◆ Instructions to follow ◆
Repeat the material exactly, every line of it.

"""

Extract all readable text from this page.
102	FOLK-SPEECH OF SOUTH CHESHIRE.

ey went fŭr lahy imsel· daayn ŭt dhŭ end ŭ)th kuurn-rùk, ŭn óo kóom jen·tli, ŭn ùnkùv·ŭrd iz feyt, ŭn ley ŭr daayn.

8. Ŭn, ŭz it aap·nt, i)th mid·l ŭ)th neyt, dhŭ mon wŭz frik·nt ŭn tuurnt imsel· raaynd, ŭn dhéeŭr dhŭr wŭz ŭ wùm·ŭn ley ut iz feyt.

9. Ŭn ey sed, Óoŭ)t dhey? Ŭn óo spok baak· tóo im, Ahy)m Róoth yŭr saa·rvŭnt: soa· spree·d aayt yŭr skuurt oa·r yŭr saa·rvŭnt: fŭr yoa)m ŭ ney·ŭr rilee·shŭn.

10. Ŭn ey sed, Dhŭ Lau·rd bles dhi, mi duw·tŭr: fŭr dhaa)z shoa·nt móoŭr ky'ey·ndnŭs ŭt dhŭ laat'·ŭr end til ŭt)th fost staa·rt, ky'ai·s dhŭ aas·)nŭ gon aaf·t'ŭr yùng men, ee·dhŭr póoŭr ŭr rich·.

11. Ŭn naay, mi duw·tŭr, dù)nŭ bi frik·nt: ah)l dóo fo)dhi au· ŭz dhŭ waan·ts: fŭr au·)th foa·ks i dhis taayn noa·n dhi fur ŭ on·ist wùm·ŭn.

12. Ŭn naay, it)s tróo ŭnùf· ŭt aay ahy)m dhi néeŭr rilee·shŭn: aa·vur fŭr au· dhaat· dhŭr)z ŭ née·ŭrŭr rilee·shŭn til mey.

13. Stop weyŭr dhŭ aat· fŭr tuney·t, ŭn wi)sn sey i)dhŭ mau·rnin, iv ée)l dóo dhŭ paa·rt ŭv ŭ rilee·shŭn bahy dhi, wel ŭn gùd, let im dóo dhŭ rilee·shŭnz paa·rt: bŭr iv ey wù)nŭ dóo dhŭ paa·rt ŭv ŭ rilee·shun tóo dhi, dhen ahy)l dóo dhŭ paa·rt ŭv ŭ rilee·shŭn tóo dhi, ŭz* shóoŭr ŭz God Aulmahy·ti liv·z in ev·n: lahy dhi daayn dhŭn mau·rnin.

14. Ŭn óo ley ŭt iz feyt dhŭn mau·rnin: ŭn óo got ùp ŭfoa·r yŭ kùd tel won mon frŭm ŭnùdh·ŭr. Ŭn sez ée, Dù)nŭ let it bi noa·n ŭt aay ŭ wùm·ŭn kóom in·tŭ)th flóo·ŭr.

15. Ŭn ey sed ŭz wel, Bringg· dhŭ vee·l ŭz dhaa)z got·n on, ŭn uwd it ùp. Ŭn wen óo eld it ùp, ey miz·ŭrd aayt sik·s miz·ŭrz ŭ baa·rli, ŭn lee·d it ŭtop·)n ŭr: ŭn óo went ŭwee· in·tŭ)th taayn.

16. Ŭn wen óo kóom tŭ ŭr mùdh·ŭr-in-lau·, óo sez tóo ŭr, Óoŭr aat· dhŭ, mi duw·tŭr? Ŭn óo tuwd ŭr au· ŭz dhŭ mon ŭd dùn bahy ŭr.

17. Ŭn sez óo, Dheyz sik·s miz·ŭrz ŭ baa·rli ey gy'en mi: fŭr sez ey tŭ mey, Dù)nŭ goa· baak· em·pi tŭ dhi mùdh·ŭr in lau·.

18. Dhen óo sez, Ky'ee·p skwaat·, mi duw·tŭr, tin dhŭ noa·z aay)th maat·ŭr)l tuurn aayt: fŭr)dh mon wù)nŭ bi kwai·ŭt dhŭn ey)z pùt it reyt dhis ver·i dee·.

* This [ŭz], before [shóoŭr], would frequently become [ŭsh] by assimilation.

"""

◆ Output ◆
Extract all readable text from this page.
102	FOLK-SPEECH OF SOUTH CHESHIRE.

ey went fŭr lahy imsel· daayn ŭt dhŭ end ŭ)th kuurn-rùk, ŭn óo kóom jen·tli, ŭn ùnkùv·ŭrd iz feyt, ŭn ley ŭr daayn.

8. Ŭn, ŭz it aap·nt, i)th mid·l ŭ)th neyt, dhŭ mon wŭz frik·nt ŭn tuurnt imsel· raaynd, ŭn dhéeŭr dhŭr wŭz ŭ wùm·ŭn ley ut iz feyt.

9. Ŭn ey sed, Óoŭ)t dhey? Ŭn óo spok baak· tóo im, Ahy)m Róoth yŭr saa·rvŭnt: soa· spree·d aayt yŭr skuurt oa·r yŭr saa·rvŭnt: fŭr yoa)m ŭ ney·ŭr rilee·shŭn.

10. Ŭn ey sed, Dhŭ Lau·rd bles dhi, mi duw·tŭr: fŭr dhaa)z shoa·nt móoŭr ky'ey·ndnŭs ŭt dhŭ laat'·ŭr end til ŭt)th fost staa·rt, ky'ai·s dhŭ aas·)nŭ gon aaf·t'ŭr yùng men, ee·dhŭr póoŭr ŭr rich·.

11. Ŭn naay, mi duw·tŭr, dù)nŭ bi frik·nt: ah)l dóo fo)dhi au· ŭz dhŭ waan·ts: fŭr au·)th foa·ks i dhis taayn noa·n dhi fur ŭ on·ist wùm·ŭn.

12. Ŭn naay, it)s tróo ŭnùf· ŭt aay ahy)m dhi néeŭr rilee·shŭn: aa·vur fŭr au· dhaat· dhŭr)z ŭ née·ŭrŭr rilee·shŭn til mey.

13. Stop weyŭr dhŭ aat· fŭr tuney·t, ŭn wi)sn sey i)dhŭ mau·rnin, iv ée)l dóo dhŭ paa·rt ŭv ŭ rilee·shŭn bahy dhi, wel ŭn gùd, let im dóo dhŭ rilee·shŭnz paa·rt: bŭr iv ey wù)nŭ dóo dhŭ paa·rt ŭv ŭ rilee·shun tóo dhi, dhen ahy)l dóo dhŭ paa·rt ŭv ŭ rilee·shŭn tóo dhi, ŭz* shóoŭr ŭz God Aulmahy·ti liv·z in ev·n: lahy dhi daayn dhŭn mau·rnin.

14. Ŭn óo ley ŭt iz feyt dhŭn mau·rnin: ŭn óo got ùp ŭfoa·r yŭ kùd tel won mon frŭm ŭnùdh·ŭr. Ŭn sez ée, Dù)nŭ let it bi noa·n ŭt aay ŭ wùm·ŭn kóom in·tŭ)th flóo·ŭr.

15. Ŭn ey sed ŭz wel, Bringg· dhŭ vee·l ŭz dhaa)z got·n on, ŭn uwd it ùp. Ŭn wen óo eld it ùp, ey miz·ŭrd aayt sik·s miz·ŭrz ŭ baa·rli, ŭn lee·d it ŭtop·)n ŭr: ŭn óo went ŭwee· in·tŭ)th taayn.

16. Ŭn wen óo kóom tŭ ŭr mùdh·ŭr-in-lau·, óo sez tóo ŭr, Óoŭr aat· dhŭ, mi duw·tŭr? Ŭn óo tuwd ŭr au· ŭz dhŭ mon ŭd dùn bahy ŭr.

17. Ŭn sez óo, Dheyz sik·s miz·ŭrz ŭ baa·rli ey gy'en mi: fŭr sez ey tŭ mey, Dù)nŭ goa· baak· em·pi tŭ dhi mùdh·ŭr in lau·.

18. Dhen óo sez, Ky'ee·p skwaat·, mi duw·tŭr, tin dhŭ noa·z aay)th maat·ŭr)l tuurn aayt: fŭr)dh mon wù)nŭ bi kwai·ŭt dhŭn ey)z pùt it reyt dhis ver·i dee·.

* This [ŭz], before [shóoŭr], would frequently become [ŭsh] by assimilation.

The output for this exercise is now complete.